▸ Task to carry out
Write the records below out in full, character for character, with no pictures.

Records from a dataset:
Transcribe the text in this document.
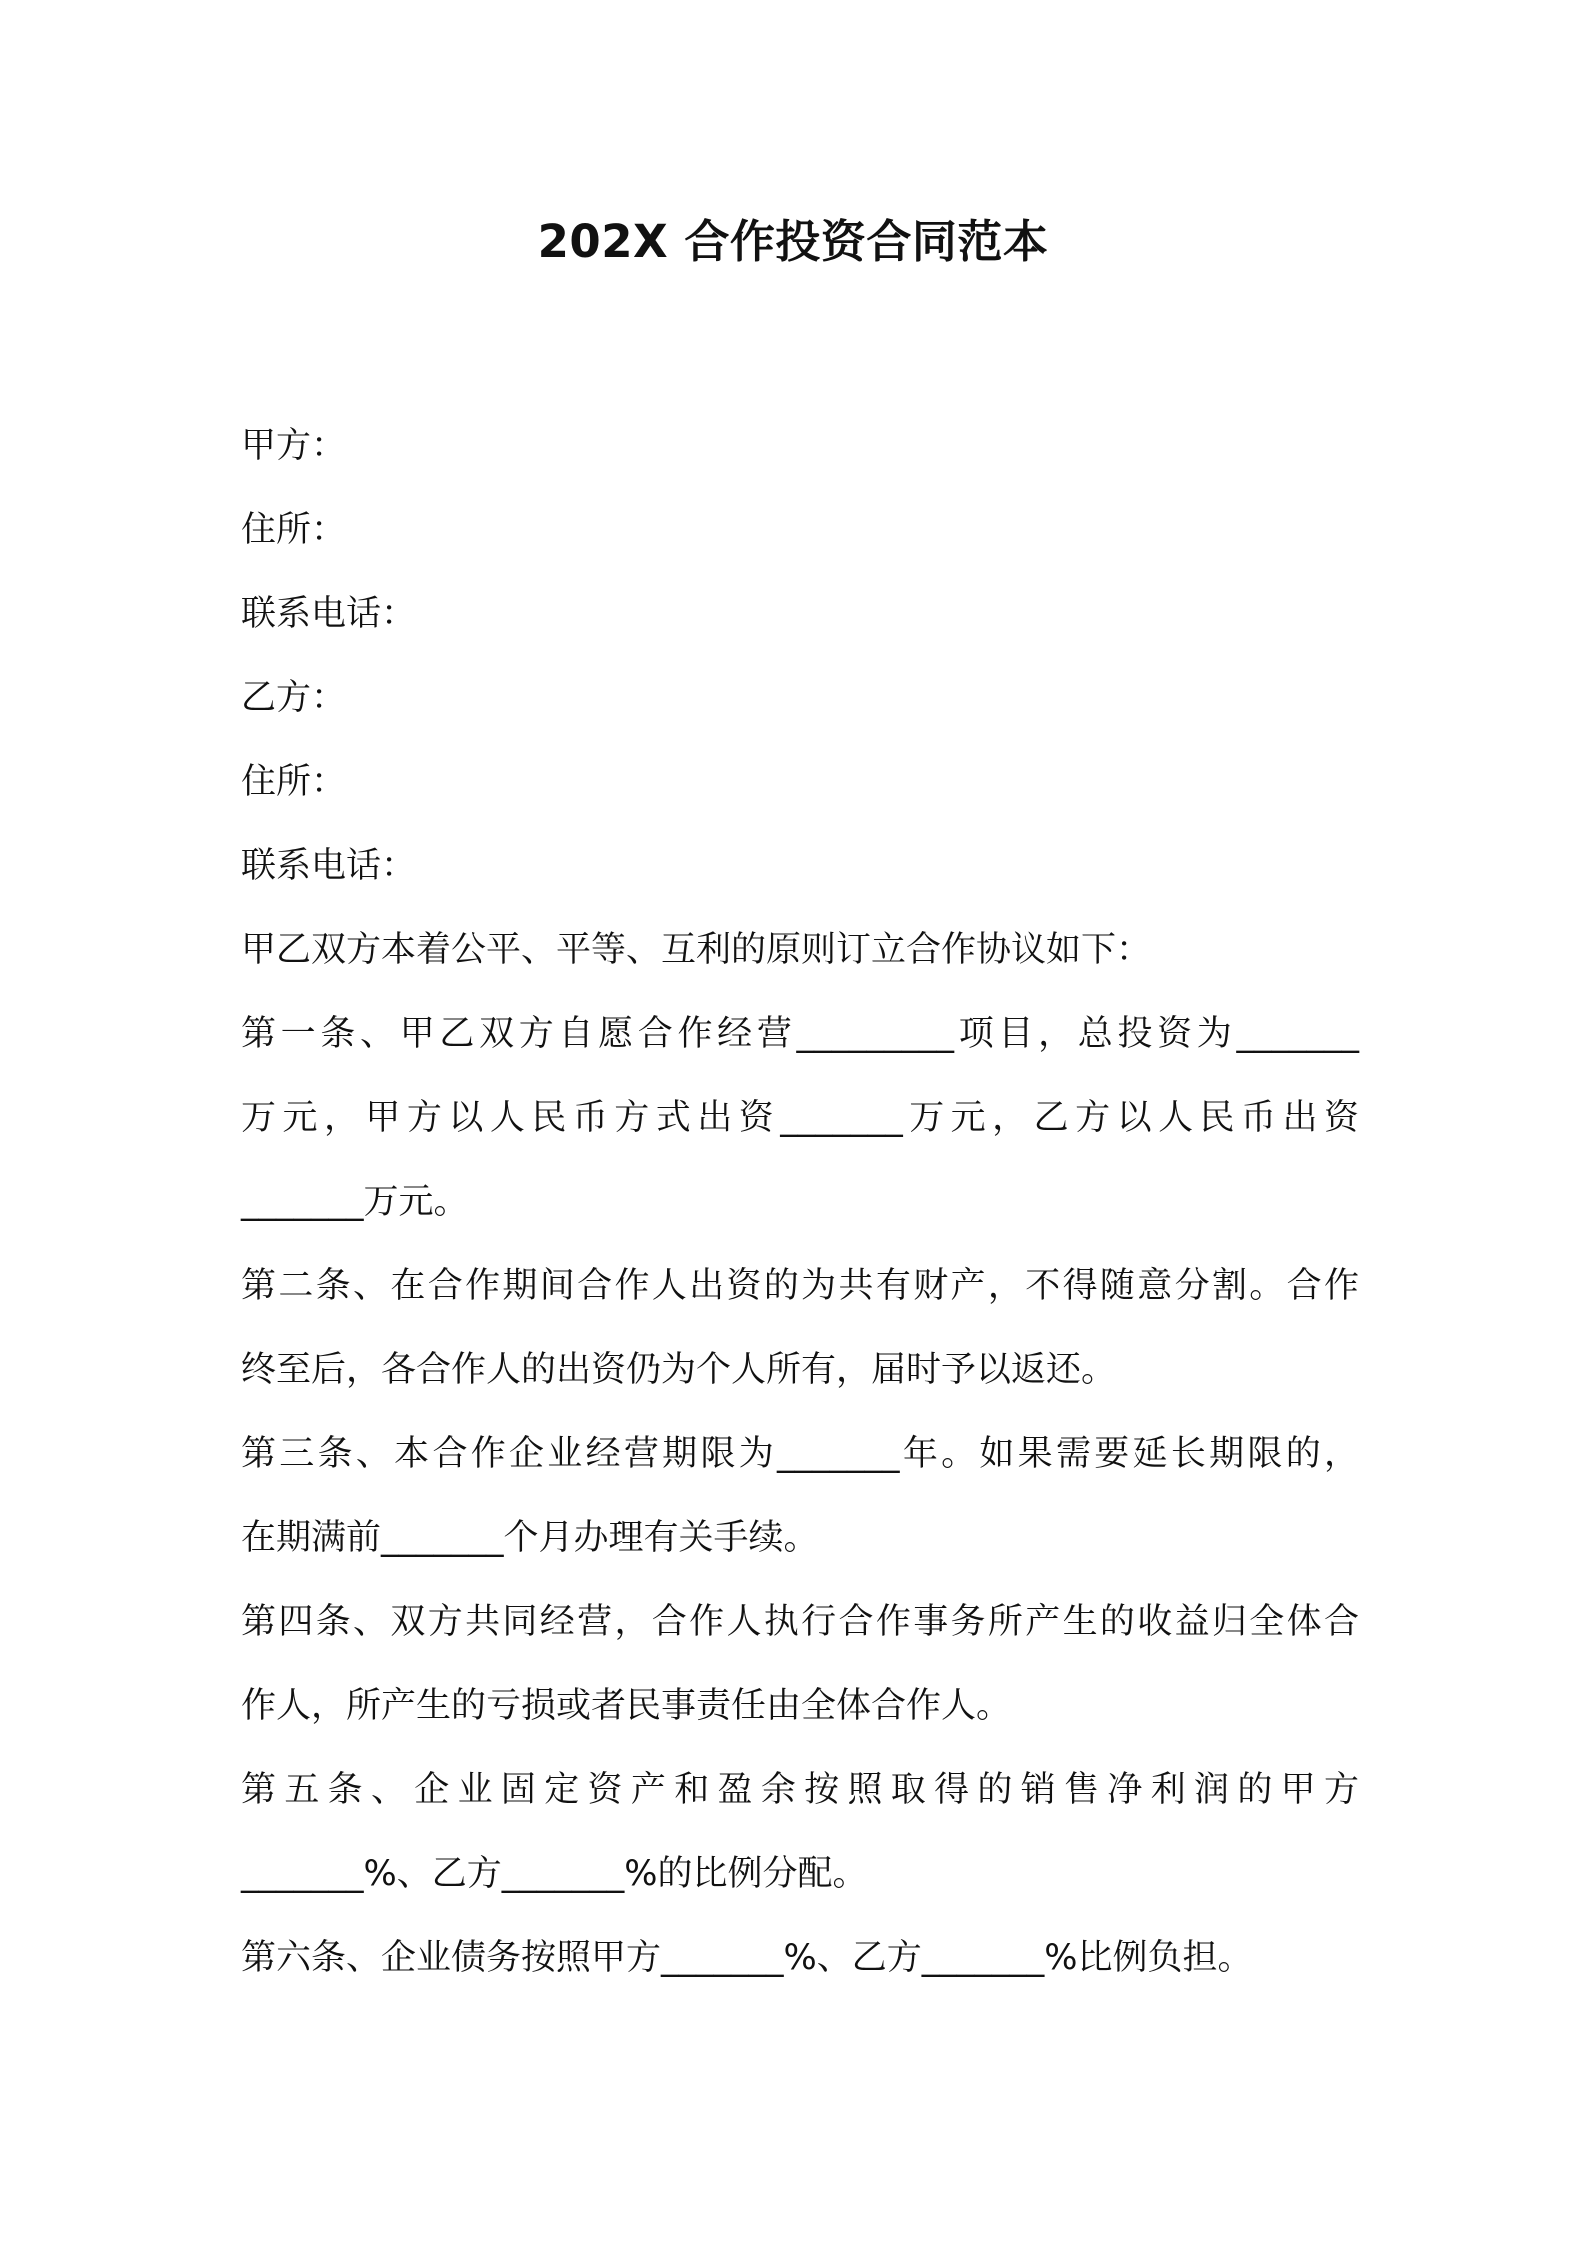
202X 合作投资合同范本
甲方：
住所：
联系电话：
乙方：
住所：
联系电话：
甲乙双方本着公平、平等、互利的原则订立合作协议如下：
第一条、甲乙双方自愿合作经营_________项目，总投资为_______
万元，甲方以人民币方式出资_______万元，乙方以人民币出资
_______万元。
第二条、在合作期间合作人出资的为共有财产，不得随意分割。合作
终至后，各合作人的出资仍为个人所有，届时予以返还。
第三条、本合作企业经营期限为_______年。如果需要延长期限的，
在期满前_______个月办理有关手续。
第四条、双方共同经营，合作人执行合作事务所产生的收益归全体合
作人，所产生的亏损或者民事责任由全体合作人。
第五条、企业固定资产和盈余按照取得的销售净利润的甲方
_______%、乙方_______%的比例分配。
第六条、企业债务按照甲方_______%、乙方_______%比例负担。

▸ Exercise answer
Transcribe the text in this document.
202X 合作投资合同范本
甲方：
住所：
联系电话：
乙方：
住所：
联系电话：
甲乙双方本着公平、平等、互利的原则订立合作协议如下：
第一条、甲乙双方自愿合作经营_________项目，总投资为_______
万元，甲方以人民币方式出资_______万元，乙方以人民币出资
_______万元。
第二条、在合作期间合作人出资的为共有财产，不得随意分割。合作
终至后，各合作人的出资仍为个人所有，届时予以返还。
第三条、本合作企业经营期限为_______年。如果需要延长期限的，
在期满前_______个月办理有关手续。
第四条、双方共同经营，合作人执行合作事务所产生的收益归全体合
作人，所产生的亏损或者民事责任由全体合作人。
第五条、企业固定资产和盈余按照取得的销售净利润的甲方
_______%、乙方_______%的比例分配。
第六条、企业债务按照甲方_______%、乙方_______%比例负担。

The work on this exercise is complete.